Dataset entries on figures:
- - -
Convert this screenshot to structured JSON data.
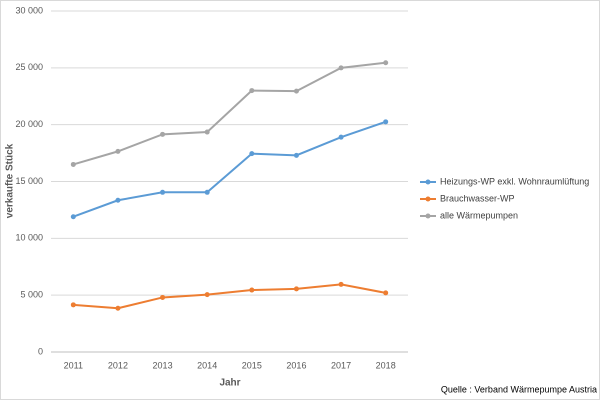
{
  "chart_data": {
    "type": "line",
    "y_label": "verkaufte Stück",
    "x_label": "Jahr",
    "source": "Quelle : Verband Wärmepumpe Austria",
    "categories": [
      "2011",
      "2012",
      "2013",
      "2014",
      "2015",
      "2016",
      "2017",
      "2018"
    ],
    "series": [
      {
        "name": "Heizungs-WP exkl. Wohnraumlüftung",
        "color": "#5b9bd5",
        "values": [
          11900,
          13350,
          14050,
          14050,
          17450,
          17300,
          18900,
          20250
        ]
      },
      {
        "name": "Brauchwasser-WP",
        "color": "#ed7d31",
        "values": [
          4150,
          3850,
          4800,
          5050,
          5450,
          5550,
          5950,
          5200
        ]
      },
      {
        "name": "alle Wärmepumpen",
        "color": "#a5a5a5",
        "values": [
          16500,
          17650,
          19150,
          19350,
          23000,
          22950,
          25000,
          25450
        ]
      }
    ],
    "ylim": [
      0,
      30000
    ],
    "yticks": [
      0,
      {
        "value": 5000,
        "label": "5 000"
      },
      {
        "value": 10000,
        "label": "10 000"
      },
      {
        "value": 15000,
        "label": "15 000"
      },
      {
        "value": 20000,
        "label": "20 000"
      },
      {
        "value": 25000,
        "label": "25 000"
      },
      {
        "value": 30000,
        "label": "30 000"
      }
    ],
    "grid": true,
    "legend": "right"
  }
}
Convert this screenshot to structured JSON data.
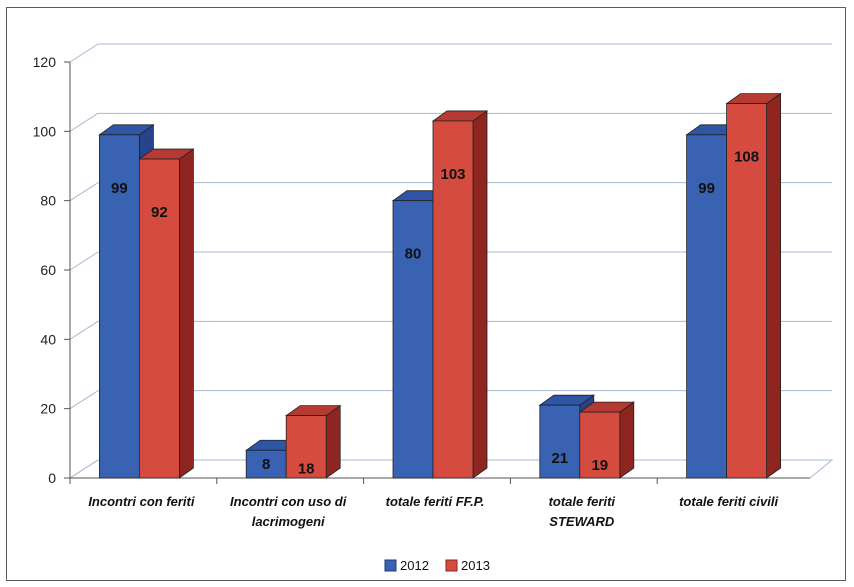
{
  "chart_data": {
    "type": "bar",
    "categories": [
      [
        "Incontri con feriti"
      ],
      [
        "Incontri con uso di",
        "lacrimogeni"
      ],
      [
        "totale feriti FF.P."
      ],
      [
        "totale feriti",
        "STEWARD"
      ],
      [
        "totale feriti civili"
      ]
    ],
    "series": [
      {
        "name": "2012",
        "values": [
          99,
          8,
          80,
          21,
          99
        ],
        "color": "#3a62b3",
        "dark": "#27438a",
        "top": "#2f55a6"
      },
      {
        "name": "2013",
        "values": [
          92,
          18,
          103,
          19,
          108
        ],
        "color": "#d64b40",
        "dark": "#8e2520",
        "top": "#b53a31"
      }
    ],
    "yticks": [
      0,
      20,
      40,
      60,
      80,
      100,
      120
    ],
    "ylim": [
      0,
      120
    ],
    "grid": true,
    "legend_position": "bottom"
  }
}
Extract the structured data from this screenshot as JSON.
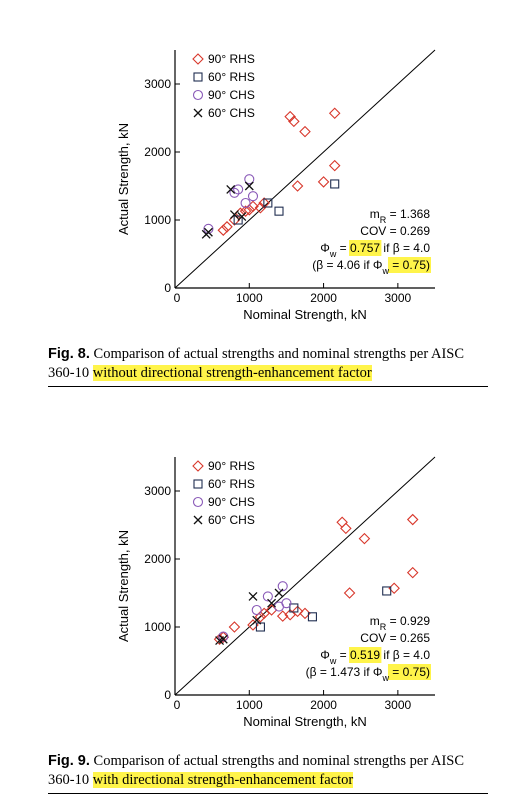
{
  "chart_data": [
    {
      "type": "scatter",
      "figure": "fig8",
      "xlabel": "Nominal Strength, kN",
      "ylabel": "Actual Strength, kN",
      "xlim": [
        0,
        3500
      ],
      "ylim": [
        0,
        3500
      ],
      "xticks": [
        0,
        1000,
        2000,
        3000
      ],
      "yticks": [
        0,
        1000,
        2000,
        3000
      ],
      "grid": false,
      "legend_position": "top-left",
      "reference_line": "y = x",
      "series": [
        {
          "name": "90° RHS",
          "marker": "diamond",
          "color": "#d8372b",
          "points": [
            [
              650,
              850
            ],
            [
              700,
              900
            ],
            [
              800,
              1000
            ],
            [
              880,
              1100
            ],
            [
              950,
              1130
            ],
            [
              1000,
              1150
            ],
            [
              1050,
              1200
            ],
            [
              1150,
              1180
            ],
            [
              1200,
              1250
            ],
            [
              1550,
              2520
            ],
            [
              1600,
              2450
            ],
            [
              1650,
              1500
            ],
            [
              1750,
              2300
            ],
            [
              2000,
              1560
            ],
            [
              2150,
              2570
            ],
            [
              2150,
              1800
            ]
          ]
        },
        {
          "name": "60° RHS",
          "marker": "square",
          "color": "#1f2d50",
          "points": [
            [
              850,
              1000
            ],
            [
              1250,
              1250
            ],
            [
              1400,
              1130
            ],
            [
              2150,
              1530
            ]
          ]
        },
        {
          "name": "90° CHS",
          "marker": "circle",
          "color": "#8a5ab8",
          "points": [
            [
              450,
              870
            ],
            [
              800,
              1400
            ],
            [
              850,
              1450
            ],
            [
              950,
              1250
            ],
            [
              1000,
              1600
            ],
            [
              1050,
              1350
            ]
          ]
        },
        {
          "name": "60° CHS",
          "marker": "x",
          "color": "#111111",
          "points": [
            [
              420,
              790
            ],
            [
              450,
              820
            ],
            [
              750,
              1450
            ],
            [
              800,
              1080
            ],
            [
              900,
              1050
            ],
            [
              1000,
              1500
            ]
          ]
        }
      ],
      "stats": [
        {
          "label": "m",
          "sub": "R",
          "rest": " = 1.368",
          "hl": ""
        },
        {
          "label": "COV = 0.269"
        },
        {
          "label": "Φ",
          "sub": "w",
          "pre_hl": " = ",
          "hl": "0.757",
          "rest": " if β = 4.0"
        },
        {
          "label": "(β = 4.06 if Φ",
          "sub": "w",
          "hl": " = 0.75)"
        }
      ]
    },
    {
      "type": "scatter",
      "figure": "fig9",
      "xlabel": "Nominal Strength, kN",
      "ylabel": "Actual Strength, kN",
      "xlim": [
        0,
        3500
      ],
      "ylim": [
        0,
        3500
      ],
      "xticks": [
        0,
        1000,
        2000,
        3000
      ],
      "yticks": [
        0,
        1000,
        2000,
        3000
      ],
      "grid": false,
      "legend_position": "top-left",
      "reference_line": "y = x",
      "series": [
        {
          "name": "90° RHS",
          "marker": "diamond",
          "color": "#d8372b",
          "points": [
            [
              600,
              820
            ],
            [
              650,
              850
            ],
            [
              800,
              1000
            ],
            [
              1050,
              1030
            ],
            [
              1150,
              1150
            ],
            [
              1200,
              1200
            ],
            [
              1300,
              1250
            ],
            [
              1450,
              1160
            ],
            [
              1550,
              1180
            ],
            [
              1650,
              1230
            ],
            [
              1750,
              1200
            ],
            [
              2250,
              2540
            ],
            [
              2300,
              2450
            ],
            [
              2350,
              1500
            ],
            [
              2550,
              2300
            ],
            [
              2950,
              1570
            ],
            [
              3200,
              2580
            ],
            [
              3200,
              1800
            ]
          ]
        },
        {
          "name": "60° RHS",
          "marker": "square",
          "color": "#1f2d50",
          "points": [
            [
              1150,
              1000
            ],
            [
              1600,
              1280
            ],
            [
              1850,
              1150
            ],
            [
              2850,
              1530
            ]
          ]
        },
        {
          "name": "90° CHS",
          "marker": "circle",
          "color": "#8a5ab8",
          "points": [
            [
              650,
              860
            ],
            [
              1100,
              1250
            ],
            [
              1250,
              1450
            ],
            [
              1400,
              1300
            ],
            [
              1450,
              1600
            ],
            [
              1500,
              1350
            ]
          ]
        },
        {
          "name": "60° CHS",
          "marker": "x",
          "color": "#111111",
          "points": [
            [
              600,
              800
            ],
            [
              650,
              820
            ],
            [
              1050,
              1450
            ],
            [
              1100,
              1100
            ],
            [
              1300,
              1350
            ],
            [
              1400,
              1500
            ]
          ]
        }
      ],
      "stats": [
        {
          "label": "m",
          "sub": "R",
          "rest": " = 0.929",
          "hl": ""
        },
        {
          "label": "COV = 0.265"
        },
        {
          "label": "Φ",
          "sub": "w",
          "pre_hl": " = ",
          "hl": "0.519",
          "rest": " if β = 4.0"
        },
        {
          "label": "(β = 1.473 if Φ",
          "sub": "w",
          "hl": " = 0.75)"
        }
      ]
    }
  ],
  "captions": {
    "fig8": {
      "label": "Fig. 8.",
      "text_plain": " Comparison of actual strengths and nominal strengths per AISC 360-10 ",
      "text_highlight": "without directional strength-enhancement factor"
    },
    "fig9": {
      "label": "Fig. 9.",
      "text_plain": " Comparison of actual strengths and nominal strengths per AISC 360-10 ",
      "text_highlight": "with directional strength-enhancement factor"
    }
  },
  "colors": {
    "highlight": "#fff44a",
    "axis": "#000000"
  }
}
- - -
> **Exercise directions**:
Report how many lines of the entries hold the word "factor". Nothing else is needed.

> **Expected answer**:
2